Stored items:
##########
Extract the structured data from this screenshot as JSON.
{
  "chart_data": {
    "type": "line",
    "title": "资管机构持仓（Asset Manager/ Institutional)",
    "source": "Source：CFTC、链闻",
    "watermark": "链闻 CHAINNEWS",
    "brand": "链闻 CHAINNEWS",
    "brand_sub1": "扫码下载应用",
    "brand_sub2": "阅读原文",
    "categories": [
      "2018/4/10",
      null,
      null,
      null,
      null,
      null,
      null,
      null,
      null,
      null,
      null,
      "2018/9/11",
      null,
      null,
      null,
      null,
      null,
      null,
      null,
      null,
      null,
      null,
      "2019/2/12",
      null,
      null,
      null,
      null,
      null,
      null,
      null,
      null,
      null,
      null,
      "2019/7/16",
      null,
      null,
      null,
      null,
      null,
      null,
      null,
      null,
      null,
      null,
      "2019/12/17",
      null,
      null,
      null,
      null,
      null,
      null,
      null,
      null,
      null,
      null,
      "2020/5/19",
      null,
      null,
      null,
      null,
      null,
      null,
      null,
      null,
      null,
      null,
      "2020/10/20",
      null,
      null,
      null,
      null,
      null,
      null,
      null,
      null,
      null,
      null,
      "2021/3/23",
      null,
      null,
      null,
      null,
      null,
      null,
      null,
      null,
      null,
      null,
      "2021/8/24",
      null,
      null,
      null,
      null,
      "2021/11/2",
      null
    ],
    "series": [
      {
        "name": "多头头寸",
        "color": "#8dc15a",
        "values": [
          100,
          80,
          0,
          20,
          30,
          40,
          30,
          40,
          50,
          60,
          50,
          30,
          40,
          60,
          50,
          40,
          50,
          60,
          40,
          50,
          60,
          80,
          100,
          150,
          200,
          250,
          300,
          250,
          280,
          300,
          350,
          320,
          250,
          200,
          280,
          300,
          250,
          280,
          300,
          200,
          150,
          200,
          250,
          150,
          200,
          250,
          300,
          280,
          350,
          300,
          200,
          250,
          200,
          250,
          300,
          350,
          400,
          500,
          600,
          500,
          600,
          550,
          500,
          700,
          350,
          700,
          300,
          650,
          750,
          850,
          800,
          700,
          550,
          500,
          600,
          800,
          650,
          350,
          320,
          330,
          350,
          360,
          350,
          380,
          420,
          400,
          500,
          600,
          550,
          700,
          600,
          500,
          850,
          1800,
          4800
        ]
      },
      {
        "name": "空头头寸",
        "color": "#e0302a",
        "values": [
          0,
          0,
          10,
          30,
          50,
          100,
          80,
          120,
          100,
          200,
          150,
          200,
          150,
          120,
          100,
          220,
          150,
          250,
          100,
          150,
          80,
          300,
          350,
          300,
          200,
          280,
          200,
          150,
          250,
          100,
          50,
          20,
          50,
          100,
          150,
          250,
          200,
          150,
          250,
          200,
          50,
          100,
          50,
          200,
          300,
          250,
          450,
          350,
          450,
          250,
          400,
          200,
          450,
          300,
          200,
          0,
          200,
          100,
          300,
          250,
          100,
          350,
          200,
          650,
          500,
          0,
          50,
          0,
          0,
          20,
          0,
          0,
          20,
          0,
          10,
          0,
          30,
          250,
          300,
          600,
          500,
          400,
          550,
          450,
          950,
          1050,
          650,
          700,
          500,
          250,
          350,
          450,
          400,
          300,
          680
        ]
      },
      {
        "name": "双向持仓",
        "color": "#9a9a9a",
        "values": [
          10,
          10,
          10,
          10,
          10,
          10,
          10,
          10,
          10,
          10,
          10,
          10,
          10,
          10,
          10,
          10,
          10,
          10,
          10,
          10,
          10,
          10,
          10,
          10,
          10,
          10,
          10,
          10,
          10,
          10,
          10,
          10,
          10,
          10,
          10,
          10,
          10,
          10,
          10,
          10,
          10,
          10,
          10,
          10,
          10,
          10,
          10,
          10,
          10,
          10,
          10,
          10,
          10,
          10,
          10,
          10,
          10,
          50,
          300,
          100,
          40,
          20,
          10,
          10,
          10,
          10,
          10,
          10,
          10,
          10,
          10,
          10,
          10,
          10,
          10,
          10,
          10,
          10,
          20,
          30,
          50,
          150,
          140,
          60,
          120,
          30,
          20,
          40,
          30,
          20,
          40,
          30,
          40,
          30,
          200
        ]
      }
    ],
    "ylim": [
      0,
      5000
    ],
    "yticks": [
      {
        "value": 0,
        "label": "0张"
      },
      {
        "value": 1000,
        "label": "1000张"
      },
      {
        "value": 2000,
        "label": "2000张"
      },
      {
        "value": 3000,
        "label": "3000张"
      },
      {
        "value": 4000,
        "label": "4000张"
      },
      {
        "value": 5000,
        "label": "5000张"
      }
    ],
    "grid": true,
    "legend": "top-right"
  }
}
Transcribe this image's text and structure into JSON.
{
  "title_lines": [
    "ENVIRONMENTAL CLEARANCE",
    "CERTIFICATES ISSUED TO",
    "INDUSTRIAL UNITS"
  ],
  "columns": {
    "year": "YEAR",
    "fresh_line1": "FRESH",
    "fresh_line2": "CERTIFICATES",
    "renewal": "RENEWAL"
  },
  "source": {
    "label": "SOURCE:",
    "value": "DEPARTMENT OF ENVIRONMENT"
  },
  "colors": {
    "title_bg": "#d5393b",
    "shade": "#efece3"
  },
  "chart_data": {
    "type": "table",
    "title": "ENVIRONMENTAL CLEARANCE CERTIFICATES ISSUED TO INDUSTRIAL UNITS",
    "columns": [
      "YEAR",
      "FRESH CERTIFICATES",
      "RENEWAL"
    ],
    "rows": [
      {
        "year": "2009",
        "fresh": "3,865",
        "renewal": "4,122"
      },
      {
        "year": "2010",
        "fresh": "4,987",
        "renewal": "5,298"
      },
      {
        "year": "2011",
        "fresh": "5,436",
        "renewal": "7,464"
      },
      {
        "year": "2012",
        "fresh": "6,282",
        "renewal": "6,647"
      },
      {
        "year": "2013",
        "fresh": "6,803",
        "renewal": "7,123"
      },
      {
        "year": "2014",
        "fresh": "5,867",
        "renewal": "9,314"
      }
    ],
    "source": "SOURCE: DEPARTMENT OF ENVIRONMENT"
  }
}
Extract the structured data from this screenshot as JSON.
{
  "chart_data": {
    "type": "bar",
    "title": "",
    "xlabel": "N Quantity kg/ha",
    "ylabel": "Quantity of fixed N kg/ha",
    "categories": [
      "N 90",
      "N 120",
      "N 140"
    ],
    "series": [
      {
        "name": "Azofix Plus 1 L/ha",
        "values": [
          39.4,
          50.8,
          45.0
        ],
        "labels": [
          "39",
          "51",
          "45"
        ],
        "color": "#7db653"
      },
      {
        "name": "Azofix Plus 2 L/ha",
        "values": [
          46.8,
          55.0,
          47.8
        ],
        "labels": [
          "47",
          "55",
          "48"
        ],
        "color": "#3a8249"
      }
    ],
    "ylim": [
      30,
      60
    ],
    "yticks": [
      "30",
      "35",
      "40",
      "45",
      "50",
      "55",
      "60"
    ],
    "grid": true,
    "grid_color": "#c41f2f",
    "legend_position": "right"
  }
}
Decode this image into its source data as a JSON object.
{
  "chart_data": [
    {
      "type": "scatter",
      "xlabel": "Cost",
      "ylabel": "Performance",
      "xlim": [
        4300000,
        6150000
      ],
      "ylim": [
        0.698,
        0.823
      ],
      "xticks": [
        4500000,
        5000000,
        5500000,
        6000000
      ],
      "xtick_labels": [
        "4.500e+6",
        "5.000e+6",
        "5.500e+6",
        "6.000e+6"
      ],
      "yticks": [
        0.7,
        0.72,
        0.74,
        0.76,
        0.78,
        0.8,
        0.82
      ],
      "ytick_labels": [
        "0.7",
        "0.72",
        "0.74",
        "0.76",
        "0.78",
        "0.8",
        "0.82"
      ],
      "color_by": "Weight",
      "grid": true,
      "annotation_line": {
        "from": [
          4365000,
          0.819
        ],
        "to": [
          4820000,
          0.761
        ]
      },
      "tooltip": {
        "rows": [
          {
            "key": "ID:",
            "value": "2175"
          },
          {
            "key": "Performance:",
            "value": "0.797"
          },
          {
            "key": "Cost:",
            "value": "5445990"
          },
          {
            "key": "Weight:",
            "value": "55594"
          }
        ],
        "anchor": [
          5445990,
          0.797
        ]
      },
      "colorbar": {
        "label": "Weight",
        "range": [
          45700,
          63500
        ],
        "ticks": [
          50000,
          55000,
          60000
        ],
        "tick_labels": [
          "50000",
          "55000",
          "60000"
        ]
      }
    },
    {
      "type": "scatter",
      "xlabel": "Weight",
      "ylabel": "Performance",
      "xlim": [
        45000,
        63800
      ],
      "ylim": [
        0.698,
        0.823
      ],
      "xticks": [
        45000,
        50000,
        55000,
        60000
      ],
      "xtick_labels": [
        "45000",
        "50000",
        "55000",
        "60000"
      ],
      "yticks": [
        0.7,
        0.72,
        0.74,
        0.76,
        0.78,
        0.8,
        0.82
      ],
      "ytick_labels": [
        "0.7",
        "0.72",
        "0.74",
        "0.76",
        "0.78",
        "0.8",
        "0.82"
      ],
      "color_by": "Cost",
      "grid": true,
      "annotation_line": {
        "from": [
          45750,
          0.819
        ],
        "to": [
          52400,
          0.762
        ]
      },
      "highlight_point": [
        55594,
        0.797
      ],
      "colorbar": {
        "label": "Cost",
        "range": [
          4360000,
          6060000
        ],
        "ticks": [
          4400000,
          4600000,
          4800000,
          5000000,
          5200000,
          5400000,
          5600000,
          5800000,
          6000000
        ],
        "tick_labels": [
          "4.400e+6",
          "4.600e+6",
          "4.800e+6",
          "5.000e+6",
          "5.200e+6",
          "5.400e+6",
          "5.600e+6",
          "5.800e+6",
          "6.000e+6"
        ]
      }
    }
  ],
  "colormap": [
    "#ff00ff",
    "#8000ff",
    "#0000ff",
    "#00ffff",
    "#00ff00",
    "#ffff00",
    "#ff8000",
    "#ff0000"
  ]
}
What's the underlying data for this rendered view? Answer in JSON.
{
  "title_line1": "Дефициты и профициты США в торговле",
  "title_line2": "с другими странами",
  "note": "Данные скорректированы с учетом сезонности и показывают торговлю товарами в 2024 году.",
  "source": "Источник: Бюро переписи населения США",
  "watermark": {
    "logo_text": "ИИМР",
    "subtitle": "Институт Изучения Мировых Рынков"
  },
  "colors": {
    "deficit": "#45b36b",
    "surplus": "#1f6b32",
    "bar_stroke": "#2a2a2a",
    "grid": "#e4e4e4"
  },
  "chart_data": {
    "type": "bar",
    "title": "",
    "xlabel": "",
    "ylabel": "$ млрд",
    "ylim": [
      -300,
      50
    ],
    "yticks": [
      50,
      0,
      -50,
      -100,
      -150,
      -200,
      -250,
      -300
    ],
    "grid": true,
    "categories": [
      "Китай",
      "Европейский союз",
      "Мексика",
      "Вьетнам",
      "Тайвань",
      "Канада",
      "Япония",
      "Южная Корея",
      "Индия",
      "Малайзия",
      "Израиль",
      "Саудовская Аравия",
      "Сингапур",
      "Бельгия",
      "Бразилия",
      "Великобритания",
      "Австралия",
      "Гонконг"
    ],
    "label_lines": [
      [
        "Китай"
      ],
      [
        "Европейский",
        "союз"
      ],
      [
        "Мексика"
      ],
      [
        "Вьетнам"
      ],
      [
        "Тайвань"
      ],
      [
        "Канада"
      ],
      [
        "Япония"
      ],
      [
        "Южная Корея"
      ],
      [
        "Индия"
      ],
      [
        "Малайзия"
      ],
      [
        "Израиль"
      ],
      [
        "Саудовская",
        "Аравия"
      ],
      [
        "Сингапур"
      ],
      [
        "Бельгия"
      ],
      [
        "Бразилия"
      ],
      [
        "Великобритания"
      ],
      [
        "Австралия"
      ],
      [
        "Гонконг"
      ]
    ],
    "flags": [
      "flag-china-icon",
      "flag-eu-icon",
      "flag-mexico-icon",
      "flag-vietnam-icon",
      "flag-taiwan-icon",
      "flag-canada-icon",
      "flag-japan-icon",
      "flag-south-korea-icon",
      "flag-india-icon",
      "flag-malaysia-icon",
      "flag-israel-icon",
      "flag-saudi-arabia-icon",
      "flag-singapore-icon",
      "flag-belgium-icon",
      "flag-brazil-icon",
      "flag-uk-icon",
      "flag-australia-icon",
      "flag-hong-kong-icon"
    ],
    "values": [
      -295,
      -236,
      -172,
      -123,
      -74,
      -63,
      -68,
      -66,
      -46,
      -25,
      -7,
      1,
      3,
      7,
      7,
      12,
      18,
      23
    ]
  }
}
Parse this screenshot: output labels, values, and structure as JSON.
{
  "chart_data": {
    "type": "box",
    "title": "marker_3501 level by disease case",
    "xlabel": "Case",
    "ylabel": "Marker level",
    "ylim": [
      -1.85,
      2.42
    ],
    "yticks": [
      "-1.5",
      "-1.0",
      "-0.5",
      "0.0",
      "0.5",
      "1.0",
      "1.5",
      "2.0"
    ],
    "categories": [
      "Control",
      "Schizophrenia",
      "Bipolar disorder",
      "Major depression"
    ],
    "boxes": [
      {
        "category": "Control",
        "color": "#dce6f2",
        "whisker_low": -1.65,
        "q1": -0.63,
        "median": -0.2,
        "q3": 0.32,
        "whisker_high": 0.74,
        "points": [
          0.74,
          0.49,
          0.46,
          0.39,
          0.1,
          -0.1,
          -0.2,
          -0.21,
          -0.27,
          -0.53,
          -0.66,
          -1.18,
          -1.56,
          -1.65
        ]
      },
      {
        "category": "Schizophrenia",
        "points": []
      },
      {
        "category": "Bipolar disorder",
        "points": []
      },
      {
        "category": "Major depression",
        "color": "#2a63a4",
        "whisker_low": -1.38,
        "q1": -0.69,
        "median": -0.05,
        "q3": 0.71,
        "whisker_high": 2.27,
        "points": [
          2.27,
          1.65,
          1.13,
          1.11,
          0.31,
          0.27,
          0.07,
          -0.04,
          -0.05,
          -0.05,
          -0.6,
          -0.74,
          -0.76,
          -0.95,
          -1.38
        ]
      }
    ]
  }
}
##########
▸ **WHAT THE TASK ASKS**
In the entries above, count each line with "UNITS"; reply with the total only.

▸ **COMPLETE OUTPUT**
2